→ INSTRUCTIONS TO FOLLOW
Repeat the data below in full. Pictures must not be part of the copy.

Items from a document page collection
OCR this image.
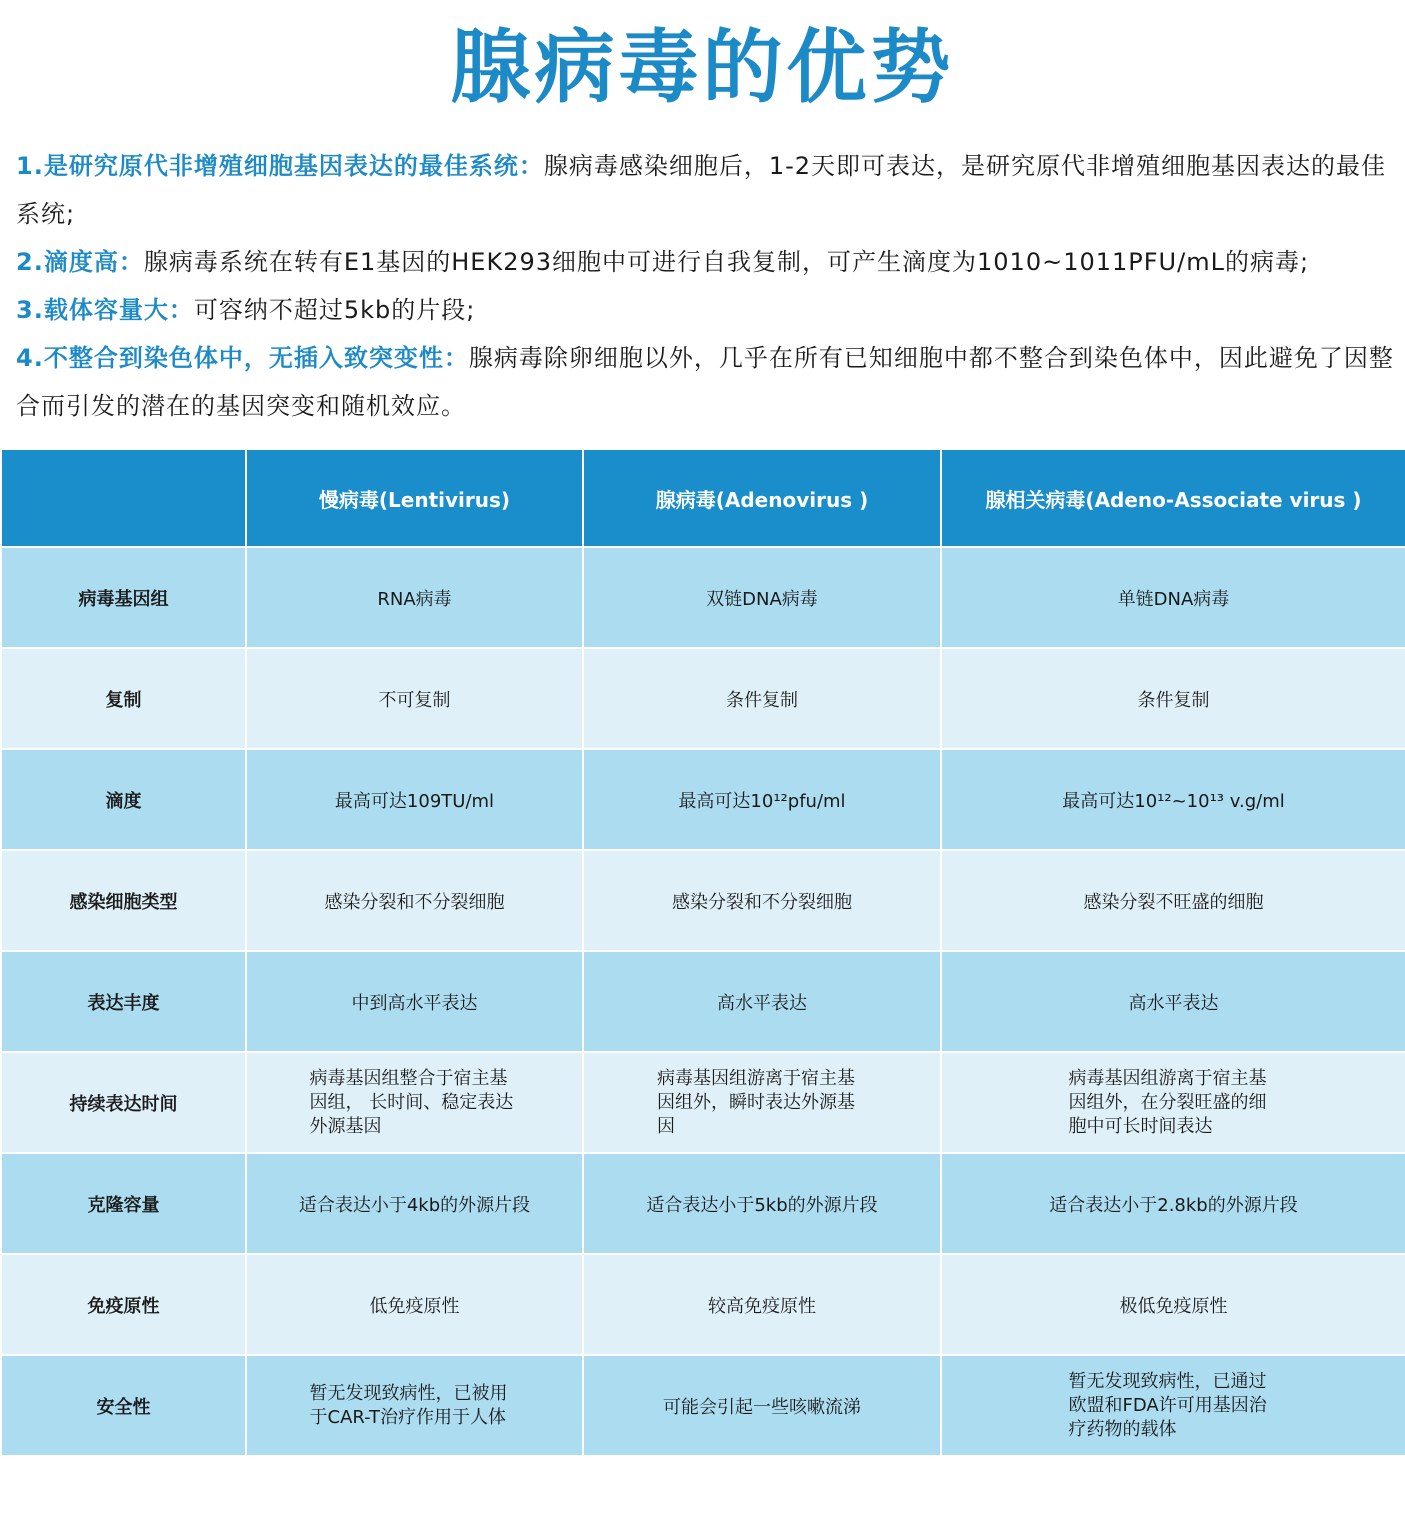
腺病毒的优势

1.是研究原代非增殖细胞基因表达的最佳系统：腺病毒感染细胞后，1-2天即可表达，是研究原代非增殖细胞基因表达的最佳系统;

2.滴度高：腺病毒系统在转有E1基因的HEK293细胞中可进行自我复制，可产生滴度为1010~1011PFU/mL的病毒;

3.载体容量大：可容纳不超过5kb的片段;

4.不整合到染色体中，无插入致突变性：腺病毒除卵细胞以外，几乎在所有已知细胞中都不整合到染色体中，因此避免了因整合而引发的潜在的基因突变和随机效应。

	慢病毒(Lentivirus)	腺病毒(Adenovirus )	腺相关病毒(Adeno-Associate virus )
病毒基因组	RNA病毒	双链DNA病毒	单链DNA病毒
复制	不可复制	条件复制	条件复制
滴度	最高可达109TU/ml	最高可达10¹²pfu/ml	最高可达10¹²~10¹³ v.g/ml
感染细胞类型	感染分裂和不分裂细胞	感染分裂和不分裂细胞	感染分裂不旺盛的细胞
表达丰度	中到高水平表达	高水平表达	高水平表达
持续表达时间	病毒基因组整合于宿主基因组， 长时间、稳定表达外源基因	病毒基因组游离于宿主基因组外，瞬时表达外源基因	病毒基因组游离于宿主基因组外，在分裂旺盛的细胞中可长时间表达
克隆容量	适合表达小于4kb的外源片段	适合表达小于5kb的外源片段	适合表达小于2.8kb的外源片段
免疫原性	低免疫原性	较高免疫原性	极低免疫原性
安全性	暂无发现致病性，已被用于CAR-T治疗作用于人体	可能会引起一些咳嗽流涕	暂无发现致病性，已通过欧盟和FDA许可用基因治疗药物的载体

→ OUTPUT
OCR this image.
腺病毒的优势

1.是研究原代非增殖细胞基因表达的最佳系统：腺病毒感染细胞后，1-2天即可表达，是研究原代非增殖细胞基因表达的最佳系统;

2.滴度高：腺病毒系统在转有E1基因的HEK293细胞中可进行自我复制，可产生滴度为1010~1011PFU/mL的病毒;

3.载体容量大：可容纳不超过5kb的片段;

4.不整合到染色体中，无插入致突变性：腺病毒除卵细胞以外，几乎在所有已知细胞中都不整合到染色体中，因此避免了因整合而引发的潜在的基因突变和随机效应。

	慢病毒(Lentivirus)	腺病毒(Adenovirus )	腺相关病毒(Adeno-Associate virus )
病毒基因组	RNA病毒	双链DNA病毒	单链DNA病毒
复制	不可复制	条件复制	条件复制
滴度	最高可达109TU/ml	最高可达10¹²pfu/ml	最高可达10¹²~10¹³ v.g/ml
感染细胞类型	感染分裂和不分裂细胞	感染分裂和不分裂细胞	感染分裂不旺盛的细胞
表达丰度	中到高水平表达	高水平表达	高水平表达
持续表达时间	病毒基因组整合于宿主基因组， 长时间、稳定表达外源基因	病毒基因组游离于宿主基因组外，瞬时表达外源基因	病毒基因组游离于宿主基因组外，在分裂旺盛的细胞中可长时间表达
克隆容量	适合表达小于4kb的外源片段	适合表达小于5kb的外源片段	适合表达小于2.8kb的外源片段
免疫原性	低免疫原性	较高免疫原性	极低免疫原性
安全性	暂无发现致病性，已被用于CAR-T治疗作用于人体	可能会引起一些咳嗽流涕	暂无发现致病性，已通过欧盟和FDA许可用基因治疗药物的载体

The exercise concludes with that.